* _Your task_: Output every entry exactly, from the first line to the last.

* _Data lines_:
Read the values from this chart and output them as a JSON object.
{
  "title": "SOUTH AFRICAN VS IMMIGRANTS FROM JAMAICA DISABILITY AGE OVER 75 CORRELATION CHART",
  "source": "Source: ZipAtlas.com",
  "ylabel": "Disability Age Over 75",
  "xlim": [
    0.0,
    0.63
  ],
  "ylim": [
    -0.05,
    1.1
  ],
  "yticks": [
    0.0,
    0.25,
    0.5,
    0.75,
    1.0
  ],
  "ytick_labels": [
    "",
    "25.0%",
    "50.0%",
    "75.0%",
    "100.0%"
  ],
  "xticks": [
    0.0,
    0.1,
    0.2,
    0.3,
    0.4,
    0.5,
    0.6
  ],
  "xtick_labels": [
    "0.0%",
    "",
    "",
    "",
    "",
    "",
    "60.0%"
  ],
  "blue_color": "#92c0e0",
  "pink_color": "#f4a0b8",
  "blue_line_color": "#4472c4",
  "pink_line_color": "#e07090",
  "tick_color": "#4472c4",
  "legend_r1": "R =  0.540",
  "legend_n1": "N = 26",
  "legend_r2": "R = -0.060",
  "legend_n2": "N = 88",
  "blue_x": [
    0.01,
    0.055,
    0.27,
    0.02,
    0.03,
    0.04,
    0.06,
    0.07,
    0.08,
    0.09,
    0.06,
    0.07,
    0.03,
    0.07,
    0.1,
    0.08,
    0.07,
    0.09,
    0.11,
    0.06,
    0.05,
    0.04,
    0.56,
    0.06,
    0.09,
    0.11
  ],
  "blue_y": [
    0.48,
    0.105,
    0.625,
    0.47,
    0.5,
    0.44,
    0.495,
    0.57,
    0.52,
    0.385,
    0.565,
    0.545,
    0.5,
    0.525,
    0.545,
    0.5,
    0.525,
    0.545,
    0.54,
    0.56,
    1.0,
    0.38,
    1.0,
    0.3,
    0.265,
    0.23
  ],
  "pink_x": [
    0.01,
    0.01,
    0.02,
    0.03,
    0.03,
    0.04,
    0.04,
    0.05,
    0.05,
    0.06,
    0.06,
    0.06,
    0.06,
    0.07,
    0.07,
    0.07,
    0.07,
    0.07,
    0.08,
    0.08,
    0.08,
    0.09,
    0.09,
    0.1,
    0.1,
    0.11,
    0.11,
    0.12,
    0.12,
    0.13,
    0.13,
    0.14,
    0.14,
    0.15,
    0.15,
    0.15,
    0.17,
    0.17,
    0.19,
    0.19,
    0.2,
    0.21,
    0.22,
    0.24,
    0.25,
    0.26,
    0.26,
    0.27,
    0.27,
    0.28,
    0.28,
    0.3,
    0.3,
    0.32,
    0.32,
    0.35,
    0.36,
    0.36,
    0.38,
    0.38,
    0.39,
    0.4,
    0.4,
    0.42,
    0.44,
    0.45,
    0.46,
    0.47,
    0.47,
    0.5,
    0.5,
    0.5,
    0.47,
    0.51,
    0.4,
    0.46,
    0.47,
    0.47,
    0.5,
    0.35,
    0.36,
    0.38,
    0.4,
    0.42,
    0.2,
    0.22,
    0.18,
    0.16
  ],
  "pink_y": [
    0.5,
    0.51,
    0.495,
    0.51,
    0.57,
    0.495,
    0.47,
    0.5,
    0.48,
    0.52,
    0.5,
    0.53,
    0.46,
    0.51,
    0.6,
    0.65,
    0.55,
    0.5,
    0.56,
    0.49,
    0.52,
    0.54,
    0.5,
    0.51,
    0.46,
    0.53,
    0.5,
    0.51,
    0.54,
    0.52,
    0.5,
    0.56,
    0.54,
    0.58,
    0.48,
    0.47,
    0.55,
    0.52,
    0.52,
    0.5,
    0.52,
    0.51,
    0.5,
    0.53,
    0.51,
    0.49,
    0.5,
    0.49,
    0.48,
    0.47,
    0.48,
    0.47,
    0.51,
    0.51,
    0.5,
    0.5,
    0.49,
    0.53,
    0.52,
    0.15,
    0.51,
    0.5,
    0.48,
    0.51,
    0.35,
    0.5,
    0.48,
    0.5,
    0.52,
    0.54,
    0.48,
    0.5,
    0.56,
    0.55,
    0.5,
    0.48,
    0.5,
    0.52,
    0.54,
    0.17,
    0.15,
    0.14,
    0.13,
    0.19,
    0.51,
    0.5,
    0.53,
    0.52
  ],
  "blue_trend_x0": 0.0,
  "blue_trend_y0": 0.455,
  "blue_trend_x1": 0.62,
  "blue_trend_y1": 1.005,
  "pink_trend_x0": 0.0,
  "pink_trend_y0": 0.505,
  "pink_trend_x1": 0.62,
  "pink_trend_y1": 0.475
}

* _Result_:
Read the values from this chart and output them as a JSON object.
{
  "title": "SOUTH AFRICAN VS IMMIGRANTS FROM JAMAICA DISABILITY AGE OVER 75 CORRELATION CHART",
  "source": "Source: ZipAtlas.com",
  "ylabel": "Disability Age Over 75",
  "xlim": [
    0.0,
    0.63
  ],
  "ylim": [
    -0.05,
    1.1
  ],
  "yticks": [
    0.0,
    0.25,
    0.5,
    0.75,
    1.0
  ],
  "ytick_labels": [
    "",
    "25.0%",
    "50.0%",
    "75.0%",
    "100.0%"
  ],
  "xticks": [
    0.0,
    0.1,
    0.2,
    0.3,
    0.4,
    0.5,
    0.6
  ],
  "xtick_labels": [
    "0.0%",
    "",
    "",
    "",
    "",
    "",
    "60.0%"
  ],
  "blue_color": "#92c0e0",
  "pink_color": "#f4a0b8",
  "blue_line_color": "#4472c4",
  "pink_line_color": "#e07090",
  "tick_color": "#4472c4",
  "legend_r1": "R =  0.540",
  "legend_n1": "N = 26",
  "legend_r2": "R = -0.060",
  "legend_n2": "N = 88",
  "blue_x": [
    0.01,
    0.055,
    0.27,
    0.02,
    0.03,
    0.04,
    0.06,
    0.07,
    0.08,
    0.09,
    0.06,
    0.07,
    0.03,
    0.07,
    0.1,
    0.08,
    0.07,
    0.09,
    0.11,
    0.06,
    0.05,
    0.04,
    0.56,
    0.06,
    0.09,
    0.11
  ],
  "blue_y": [
    0.48,
    0.105,
    0.625,
    0.47,
    0.5,
    0.44,
    0.495,
    0.57,
    0.52,
    0.385,
    0.565,
    0.545,
    0.5,
    0.525,
    0.545,
    0.5,
    0.525,
    0.545,
    0.54,
    0.56,
    1.0,
    0.38,
    1.0,
    0.3,
    0.265,
    0.23
  ],
  "pink_x": [
    0.01,
    0.01,
    0.02,
    0.03,
    0.03,
    0.04,
    0.04,
    0.05,
    0.05,
    0.06,
    0.06,
    0.06,
    0.06,
    0.07,
    0.07,
    0.07,
    0.07,
    0.07,
    0.08,
    0.08,
    0.08,
    0.09,
    0.09,
    0.1,
    0.1,
    0.11,
    0.11,
    0.12,
    0.12,
    0.13,
    0.13,
    0.14,
    0.14,
    0.15,
    0.15,
    0.15,
    0.17,
    0.17,
    0.19,
    0.19,
    0.2,
    0.21,
    0.22,
    0.24,
    0.25,
    0.26,
    0.26,
    0.27,
    0.27,
    0.28,
    0.28,
    0.3,
    0.3,
    0.32,
    0.32,
    0.35,
    0.36,
    0.36,
    0.38,
    0.38,
    0.39,
    0.4,
    0.4,
    0.42,
    0.44,
    0.45,
    0.46,
    0.47,
    0.47,
    0.5,
    0.5,
    0.5,
    0.47,
    0.51,
    0.4,
    0.46,
    0.47,
    0.47,
    0.5,
    0.35,
    0.36,
    0.38,
    0.4,
    0.42,
    0.2,
    0.22,
    0.18,
    0.16
  ],
  "pink_y": [
    0.5,
    0.51,
    0.495,
    0.51,
    0.57,
    0.495,
    0.47,
    0.5,
    0.48,
    0.52,
    0.5,
    0.53,
    0.46,
    0.51,
    0.6,
    0.65,
    0.55,
    0.5,
    0.56,
    0.49,
    0.52,
    0.54,
    0.5,
    0.51,
    0.46,
    0.53,
    0.5,
    0.51,
    0.54,
    0.52,
    0.5,
    0.56,
    0.54,
    0.58,
    0.48,
    0.47,
    0.55,
    0.52,
    0.52,
    0.5,
    0.52,
    0.51,
    0.5,
    0.53,
    0.51,
    0.49,
    0.5,
    0.49,
    0.48,
    0.47,
    0.48,
    0.47,
    0.51,
    0.51,
    0.5,
    0.5,
    0.49,
    0.53,
    0.52,
    0.15,
    0.51,
    0.5,
    0.48,
    0.51,
    0.35,
    0.5,
    0.48,
    0.5,
    0.52,
    0.54,
    0.48,
    0.5,
    0.56,
    0.55,
    0.5,
    0.48,
    0.5,
    0.52,
    0.54,
    0.17,
    0.15,
    0.14,
    0.13,
    0.19,
    0.51,
    0.5,
    0.53,
    0.52
  ],
  "blue_trend_x0": 0.0,
  "blue_trend_y0": 0.455,
  "blue_trend_x1": 0.62,
  "blue_trend_y1": 1.005,
  "pink_trend_x0": 0.0,
  "pink_trend_y0": 0.505,
  "pink_trend_x1": 0.62,
  "pink_trend_y1": 0.475
}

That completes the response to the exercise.